═════ Rows ═════
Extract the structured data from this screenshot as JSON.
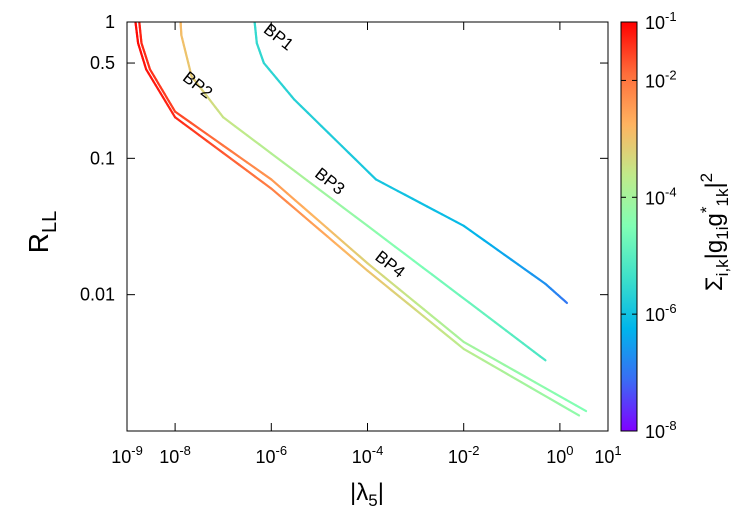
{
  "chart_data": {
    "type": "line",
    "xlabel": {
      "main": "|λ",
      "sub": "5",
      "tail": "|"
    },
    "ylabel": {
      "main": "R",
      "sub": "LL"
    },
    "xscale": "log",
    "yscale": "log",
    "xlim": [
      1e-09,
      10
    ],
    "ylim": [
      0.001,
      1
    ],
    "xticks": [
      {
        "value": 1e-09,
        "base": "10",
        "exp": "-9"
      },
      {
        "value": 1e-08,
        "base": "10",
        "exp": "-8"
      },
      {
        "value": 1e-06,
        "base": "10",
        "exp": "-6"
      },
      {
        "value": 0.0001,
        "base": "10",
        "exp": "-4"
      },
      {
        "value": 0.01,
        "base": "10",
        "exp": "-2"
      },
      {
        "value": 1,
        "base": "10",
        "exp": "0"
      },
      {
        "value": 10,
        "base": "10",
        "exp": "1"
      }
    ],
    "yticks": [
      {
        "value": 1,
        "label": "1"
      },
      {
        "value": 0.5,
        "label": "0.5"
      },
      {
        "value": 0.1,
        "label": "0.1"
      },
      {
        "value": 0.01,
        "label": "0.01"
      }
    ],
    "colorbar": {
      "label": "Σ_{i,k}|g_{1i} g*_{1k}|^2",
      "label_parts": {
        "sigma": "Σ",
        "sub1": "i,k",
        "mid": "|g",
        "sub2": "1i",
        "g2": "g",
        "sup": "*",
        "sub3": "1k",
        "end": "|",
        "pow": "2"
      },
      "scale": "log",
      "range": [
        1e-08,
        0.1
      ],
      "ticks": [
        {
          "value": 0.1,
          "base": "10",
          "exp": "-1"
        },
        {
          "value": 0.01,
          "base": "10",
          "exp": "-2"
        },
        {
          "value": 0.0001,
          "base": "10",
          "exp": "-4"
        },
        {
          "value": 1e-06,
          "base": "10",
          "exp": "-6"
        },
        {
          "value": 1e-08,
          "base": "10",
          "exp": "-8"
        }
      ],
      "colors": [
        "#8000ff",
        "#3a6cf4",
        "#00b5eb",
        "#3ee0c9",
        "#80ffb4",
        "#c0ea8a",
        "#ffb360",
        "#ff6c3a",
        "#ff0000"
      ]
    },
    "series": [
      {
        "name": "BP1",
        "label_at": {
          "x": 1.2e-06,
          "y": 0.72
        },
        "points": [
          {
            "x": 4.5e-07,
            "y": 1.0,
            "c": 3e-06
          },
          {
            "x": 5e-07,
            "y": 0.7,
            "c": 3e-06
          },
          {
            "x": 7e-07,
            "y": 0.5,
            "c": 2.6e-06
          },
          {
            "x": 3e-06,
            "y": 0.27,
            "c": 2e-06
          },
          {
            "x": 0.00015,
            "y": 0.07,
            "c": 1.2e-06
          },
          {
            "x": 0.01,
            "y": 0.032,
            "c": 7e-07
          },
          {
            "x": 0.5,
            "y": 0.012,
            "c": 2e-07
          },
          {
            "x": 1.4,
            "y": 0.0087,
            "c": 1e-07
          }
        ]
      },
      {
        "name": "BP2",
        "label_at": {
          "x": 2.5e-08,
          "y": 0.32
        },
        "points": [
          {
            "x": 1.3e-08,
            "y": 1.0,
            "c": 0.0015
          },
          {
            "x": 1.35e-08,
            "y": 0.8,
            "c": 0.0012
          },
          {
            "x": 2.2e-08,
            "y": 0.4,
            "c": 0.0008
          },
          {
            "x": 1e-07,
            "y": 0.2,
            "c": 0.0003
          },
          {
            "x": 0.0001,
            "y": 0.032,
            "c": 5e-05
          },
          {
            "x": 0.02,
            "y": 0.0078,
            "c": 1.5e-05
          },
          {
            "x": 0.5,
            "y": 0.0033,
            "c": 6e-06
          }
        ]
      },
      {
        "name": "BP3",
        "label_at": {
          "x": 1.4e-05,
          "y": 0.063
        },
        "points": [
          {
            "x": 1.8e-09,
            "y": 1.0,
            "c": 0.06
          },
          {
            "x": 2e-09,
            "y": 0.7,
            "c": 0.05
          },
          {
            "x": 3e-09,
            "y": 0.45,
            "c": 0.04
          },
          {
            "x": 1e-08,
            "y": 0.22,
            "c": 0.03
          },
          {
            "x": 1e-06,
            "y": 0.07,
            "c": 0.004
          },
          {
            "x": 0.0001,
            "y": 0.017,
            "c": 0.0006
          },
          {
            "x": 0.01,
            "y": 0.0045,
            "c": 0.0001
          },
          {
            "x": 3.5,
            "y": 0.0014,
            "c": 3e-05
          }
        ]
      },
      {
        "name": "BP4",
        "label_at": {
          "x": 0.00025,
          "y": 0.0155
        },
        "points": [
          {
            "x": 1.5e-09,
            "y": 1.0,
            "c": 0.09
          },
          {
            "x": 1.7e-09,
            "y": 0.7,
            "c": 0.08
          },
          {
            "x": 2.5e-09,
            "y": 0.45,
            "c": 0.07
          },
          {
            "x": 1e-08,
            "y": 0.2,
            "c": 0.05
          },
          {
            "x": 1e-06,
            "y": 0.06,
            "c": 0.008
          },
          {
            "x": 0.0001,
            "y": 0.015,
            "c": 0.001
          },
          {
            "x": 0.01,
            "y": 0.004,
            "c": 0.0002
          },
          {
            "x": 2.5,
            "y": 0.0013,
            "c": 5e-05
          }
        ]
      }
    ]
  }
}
═════
═════ Rows ═════
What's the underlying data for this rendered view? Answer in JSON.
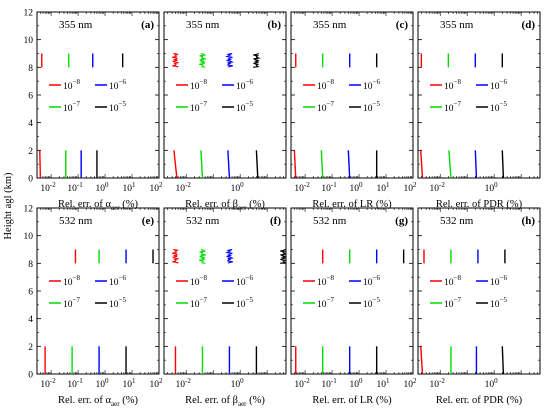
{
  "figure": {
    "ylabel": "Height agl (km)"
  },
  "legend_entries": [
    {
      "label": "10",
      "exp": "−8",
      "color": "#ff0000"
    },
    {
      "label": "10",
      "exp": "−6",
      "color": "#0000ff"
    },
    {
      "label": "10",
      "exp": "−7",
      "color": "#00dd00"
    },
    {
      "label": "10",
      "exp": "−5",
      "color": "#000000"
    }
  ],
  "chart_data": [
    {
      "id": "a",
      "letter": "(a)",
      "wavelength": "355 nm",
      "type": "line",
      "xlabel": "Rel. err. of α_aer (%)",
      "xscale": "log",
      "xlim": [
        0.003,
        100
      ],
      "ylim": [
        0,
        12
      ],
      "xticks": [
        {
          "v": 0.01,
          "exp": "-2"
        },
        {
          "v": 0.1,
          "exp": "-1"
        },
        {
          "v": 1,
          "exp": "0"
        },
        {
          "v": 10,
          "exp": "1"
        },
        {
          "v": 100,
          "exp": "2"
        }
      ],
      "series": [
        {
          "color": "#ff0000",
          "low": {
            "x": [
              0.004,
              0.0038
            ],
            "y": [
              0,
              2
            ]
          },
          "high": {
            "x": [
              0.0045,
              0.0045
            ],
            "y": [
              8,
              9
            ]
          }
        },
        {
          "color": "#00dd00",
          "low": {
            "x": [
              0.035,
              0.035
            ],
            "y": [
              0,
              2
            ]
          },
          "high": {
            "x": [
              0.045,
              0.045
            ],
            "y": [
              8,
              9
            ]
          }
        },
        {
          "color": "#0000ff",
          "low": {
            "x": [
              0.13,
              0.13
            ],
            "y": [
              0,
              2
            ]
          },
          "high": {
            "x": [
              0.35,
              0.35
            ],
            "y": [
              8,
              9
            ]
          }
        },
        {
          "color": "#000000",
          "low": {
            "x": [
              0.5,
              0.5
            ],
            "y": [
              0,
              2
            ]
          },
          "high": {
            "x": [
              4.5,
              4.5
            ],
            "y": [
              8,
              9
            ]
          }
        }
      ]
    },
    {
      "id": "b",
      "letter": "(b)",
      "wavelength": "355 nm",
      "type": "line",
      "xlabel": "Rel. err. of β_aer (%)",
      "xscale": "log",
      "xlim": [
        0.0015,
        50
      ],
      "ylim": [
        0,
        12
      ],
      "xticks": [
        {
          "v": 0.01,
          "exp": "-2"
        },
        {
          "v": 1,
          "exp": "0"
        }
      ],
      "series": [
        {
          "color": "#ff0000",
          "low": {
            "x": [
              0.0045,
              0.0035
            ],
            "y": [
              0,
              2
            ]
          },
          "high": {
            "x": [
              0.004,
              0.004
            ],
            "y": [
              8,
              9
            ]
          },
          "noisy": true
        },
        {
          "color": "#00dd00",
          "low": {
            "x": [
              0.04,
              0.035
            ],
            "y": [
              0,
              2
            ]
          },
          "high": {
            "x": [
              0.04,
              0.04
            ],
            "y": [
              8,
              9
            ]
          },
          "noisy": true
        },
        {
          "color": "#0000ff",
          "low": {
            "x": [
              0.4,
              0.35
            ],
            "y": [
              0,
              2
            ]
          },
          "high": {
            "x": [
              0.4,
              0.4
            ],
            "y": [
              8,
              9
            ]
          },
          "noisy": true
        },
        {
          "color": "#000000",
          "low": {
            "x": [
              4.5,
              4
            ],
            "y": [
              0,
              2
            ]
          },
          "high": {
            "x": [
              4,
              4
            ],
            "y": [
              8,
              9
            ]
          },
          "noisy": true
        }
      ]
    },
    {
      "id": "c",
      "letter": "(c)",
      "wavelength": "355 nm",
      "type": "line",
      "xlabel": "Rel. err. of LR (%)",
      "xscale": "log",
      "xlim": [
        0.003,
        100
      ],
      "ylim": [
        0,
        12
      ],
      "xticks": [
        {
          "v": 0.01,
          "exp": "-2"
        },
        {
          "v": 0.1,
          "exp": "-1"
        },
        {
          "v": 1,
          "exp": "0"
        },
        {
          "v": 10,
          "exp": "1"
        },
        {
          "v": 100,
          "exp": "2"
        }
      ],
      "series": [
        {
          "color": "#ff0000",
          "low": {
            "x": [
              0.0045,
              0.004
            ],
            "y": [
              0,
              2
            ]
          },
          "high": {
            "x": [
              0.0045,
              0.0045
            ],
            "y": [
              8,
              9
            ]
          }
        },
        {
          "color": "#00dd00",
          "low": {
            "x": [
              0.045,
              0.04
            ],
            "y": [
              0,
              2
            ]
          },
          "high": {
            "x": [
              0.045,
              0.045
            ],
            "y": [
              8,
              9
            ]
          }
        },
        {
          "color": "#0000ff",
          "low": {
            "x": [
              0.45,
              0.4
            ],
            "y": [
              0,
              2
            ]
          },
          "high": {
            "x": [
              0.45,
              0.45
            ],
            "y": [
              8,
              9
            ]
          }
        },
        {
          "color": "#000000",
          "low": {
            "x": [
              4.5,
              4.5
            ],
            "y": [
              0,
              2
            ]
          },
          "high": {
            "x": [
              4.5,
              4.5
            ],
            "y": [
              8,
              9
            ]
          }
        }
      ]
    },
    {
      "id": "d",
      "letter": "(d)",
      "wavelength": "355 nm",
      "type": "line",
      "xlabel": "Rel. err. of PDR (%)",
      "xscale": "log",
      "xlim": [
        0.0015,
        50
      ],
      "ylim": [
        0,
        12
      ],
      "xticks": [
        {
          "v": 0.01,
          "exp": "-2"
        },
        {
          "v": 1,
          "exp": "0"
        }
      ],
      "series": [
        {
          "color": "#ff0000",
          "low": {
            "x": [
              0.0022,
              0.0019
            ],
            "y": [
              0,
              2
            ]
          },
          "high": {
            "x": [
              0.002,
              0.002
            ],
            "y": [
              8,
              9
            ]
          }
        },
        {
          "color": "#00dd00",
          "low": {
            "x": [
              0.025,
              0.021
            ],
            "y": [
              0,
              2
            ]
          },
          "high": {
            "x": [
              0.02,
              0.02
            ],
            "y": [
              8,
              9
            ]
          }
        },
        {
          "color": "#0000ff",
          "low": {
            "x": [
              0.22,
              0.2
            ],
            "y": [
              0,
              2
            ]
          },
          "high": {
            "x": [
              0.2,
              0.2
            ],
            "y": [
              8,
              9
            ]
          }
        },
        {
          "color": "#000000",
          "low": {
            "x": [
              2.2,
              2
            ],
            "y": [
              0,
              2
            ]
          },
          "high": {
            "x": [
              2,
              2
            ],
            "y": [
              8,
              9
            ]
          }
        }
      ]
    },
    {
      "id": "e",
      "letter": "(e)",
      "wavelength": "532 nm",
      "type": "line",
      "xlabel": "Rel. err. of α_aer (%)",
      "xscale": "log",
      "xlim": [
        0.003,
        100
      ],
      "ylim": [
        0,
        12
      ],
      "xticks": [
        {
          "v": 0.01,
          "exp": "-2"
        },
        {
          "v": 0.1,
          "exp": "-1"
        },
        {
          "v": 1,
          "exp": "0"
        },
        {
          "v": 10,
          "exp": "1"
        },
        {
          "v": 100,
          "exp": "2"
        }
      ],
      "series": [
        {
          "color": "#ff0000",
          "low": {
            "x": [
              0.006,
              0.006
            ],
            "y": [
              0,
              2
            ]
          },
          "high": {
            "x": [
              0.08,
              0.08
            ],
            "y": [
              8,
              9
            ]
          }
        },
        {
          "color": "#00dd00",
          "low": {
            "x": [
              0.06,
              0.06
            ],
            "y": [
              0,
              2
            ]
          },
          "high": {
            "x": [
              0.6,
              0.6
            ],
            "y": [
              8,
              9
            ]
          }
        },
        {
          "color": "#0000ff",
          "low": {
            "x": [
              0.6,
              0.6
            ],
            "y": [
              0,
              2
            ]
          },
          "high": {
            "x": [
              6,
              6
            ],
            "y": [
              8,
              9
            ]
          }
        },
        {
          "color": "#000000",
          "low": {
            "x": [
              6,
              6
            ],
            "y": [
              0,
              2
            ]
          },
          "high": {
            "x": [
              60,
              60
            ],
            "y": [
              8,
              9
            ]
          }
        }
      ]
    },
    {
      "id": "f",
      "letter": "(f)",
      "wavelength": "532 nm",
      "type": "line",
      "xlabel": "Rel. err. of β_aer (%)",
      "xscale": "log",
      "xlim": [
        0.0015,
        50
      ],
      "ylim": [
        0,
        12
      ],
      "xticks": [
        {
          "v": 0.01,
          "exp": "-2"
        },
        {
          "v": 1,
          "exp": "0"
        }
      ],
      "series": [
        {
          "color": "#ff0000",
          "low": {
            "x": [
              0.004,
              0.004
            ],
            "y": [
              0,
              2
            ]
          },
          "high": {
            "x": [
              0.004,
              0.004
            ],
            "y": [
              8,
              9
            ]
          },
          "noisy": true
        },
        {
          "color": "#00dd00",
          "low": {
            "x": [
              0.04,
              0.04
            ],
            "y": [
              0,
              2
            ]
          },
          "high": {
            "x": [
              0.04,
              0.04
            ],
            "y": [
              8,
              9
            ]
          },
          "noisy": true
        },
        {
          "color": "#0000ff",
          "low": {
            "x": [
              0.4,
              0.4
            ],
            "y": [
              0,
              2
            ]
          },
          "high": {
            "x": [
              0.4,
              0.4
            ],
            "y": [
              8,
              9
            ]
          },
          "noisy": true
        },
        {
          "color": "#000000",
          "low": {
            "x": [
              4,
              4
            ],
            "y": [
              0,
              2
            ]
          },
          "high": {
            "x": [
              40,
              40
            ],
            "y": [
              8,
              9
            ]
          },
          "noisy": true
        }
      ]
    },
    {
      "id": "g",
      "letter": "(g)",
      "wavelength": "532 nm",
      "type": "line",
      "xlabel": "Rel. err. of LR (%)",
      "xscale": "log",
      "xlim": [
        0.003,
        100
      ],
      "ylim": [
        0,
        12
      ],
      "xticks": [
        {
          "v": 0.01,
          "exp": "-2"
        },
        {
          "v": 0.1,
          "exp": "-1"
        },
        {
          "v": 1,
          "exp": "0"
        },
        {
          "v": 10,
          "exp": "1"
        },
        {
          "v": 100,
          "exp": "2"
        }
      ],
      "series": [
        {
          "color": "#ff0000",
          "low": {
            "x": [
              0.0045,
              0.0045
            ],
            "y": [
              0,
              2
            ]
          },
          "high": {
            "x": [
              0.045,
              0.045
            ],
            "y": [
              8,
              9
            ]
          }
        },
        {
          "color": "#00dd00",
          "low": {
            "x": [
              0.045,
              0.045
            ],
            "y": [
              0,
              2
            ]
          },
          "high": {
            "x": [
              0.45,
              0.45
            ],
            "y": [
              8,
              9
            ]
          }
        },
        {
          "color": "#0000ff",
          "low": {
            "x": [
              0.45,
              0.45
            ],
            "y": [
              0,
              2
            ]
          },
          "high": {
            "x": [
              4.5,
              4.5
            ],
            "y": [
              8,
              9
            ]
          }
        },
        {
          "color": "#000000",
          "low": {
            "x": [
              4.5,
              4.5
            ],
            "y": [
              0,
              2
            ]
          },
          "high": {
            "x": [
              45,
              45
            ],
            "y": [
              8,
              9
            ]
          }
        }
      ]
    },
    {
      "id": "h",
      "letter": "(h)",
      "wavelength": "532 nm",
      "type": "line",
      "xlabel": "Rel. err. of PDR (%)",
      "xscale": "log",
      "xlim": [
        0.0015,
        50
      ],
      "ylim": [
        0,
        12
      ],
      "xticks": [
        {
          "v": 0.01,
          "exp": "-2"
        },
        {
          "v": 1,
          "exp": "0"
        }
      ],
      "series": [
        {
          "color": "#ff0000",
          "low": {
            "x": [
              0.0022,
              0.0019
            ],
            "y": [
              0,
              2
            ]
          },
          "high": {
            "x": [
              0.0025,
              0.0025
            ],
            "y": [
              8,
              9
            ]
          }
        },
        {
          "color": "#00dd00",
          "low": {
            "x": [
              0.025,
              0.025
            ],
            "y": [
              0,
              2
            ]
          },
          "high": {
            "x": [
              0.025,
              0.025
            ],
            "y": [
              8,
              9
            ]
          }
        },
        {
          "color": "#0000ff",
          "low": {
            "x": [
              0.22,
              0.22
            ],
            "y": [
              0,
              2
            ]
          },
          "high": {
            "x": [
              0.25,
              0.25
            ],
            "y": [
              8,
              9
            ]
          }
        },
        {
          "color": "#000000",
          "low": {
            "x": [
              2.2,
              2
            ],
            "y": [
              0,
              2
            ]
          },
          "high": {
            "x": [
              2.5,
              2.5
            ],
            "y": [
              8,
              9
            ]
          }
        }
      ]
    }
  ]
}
═════
═════ Rows ═════
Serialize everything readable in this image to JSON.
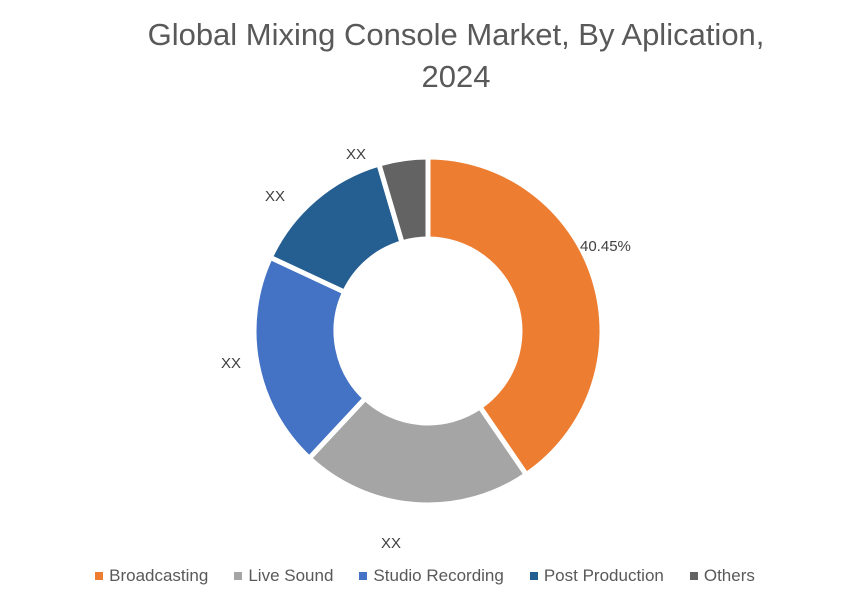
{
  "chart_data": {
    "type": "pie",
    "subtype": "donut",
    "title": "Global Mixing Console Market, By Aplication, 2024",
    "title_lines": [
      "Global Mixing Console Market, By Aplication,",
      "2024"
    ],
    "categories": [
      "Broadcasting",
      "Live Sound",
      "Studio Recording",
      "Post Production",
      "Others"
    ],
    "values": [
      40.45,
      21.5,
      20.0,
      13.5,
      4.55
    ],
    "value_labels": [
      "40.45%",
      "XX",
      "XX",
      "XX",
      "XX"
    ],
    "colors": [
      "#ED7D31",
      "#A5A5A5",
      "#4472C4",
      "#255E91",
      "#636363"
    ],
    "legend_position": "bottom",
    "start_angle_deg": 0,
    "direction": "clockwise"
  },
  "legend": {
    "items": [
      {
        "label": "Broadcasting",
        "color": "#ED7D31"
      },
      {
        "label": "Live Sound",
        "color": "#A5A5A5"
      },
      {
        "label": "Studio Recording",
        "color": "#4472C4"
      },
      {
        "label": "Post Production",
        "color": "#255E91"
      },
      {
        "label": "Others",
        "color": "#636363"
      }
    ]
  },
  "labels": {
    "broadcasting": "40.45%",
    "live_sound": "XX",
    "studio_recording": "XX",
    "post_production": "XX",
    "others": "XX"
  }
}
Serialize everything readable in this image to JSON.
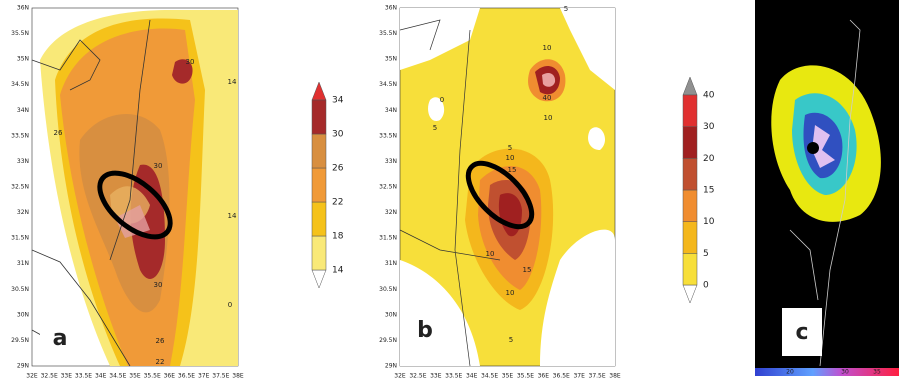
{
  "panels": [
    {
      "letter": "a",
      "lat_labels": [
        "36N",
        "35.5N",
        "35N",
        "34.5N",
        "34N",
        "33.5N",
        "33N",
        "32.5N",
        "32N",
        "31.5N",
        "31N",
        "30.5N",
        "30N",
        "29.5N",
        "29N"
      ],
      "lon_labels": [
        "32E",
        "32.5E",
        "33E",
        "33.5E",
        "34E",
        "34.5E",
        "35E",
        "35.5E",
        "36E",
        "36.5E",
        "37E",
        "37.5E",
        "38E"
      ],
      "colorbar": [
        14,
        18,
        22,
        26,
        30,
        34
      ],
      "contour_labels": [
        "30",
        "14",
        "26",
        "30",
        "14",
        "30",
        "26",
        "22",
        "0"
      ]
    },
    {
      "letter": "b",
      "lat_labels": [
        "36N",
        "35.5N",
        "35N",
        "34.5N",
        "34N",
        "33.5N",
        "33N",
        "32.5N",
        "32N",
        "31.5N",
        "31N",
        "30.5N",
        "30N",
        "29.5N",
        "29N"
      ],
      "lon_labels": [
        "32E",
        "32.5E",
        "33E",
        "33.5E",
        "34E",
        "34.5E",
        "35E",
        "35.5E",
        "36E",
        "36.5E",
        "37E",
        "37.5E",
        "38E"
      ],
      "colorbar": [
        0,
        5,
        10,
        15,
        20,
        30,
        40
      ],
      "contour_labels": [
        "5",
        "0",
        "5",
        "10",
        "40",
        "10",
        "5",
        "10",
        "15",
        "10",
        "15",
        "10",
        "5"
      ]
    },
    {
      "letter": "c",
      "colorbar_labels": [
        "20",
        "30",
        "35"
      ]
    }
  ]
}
═════
Set task: Within the listing, how many lines hold the word "this"? Only the number is to be given.

Exercise output: 4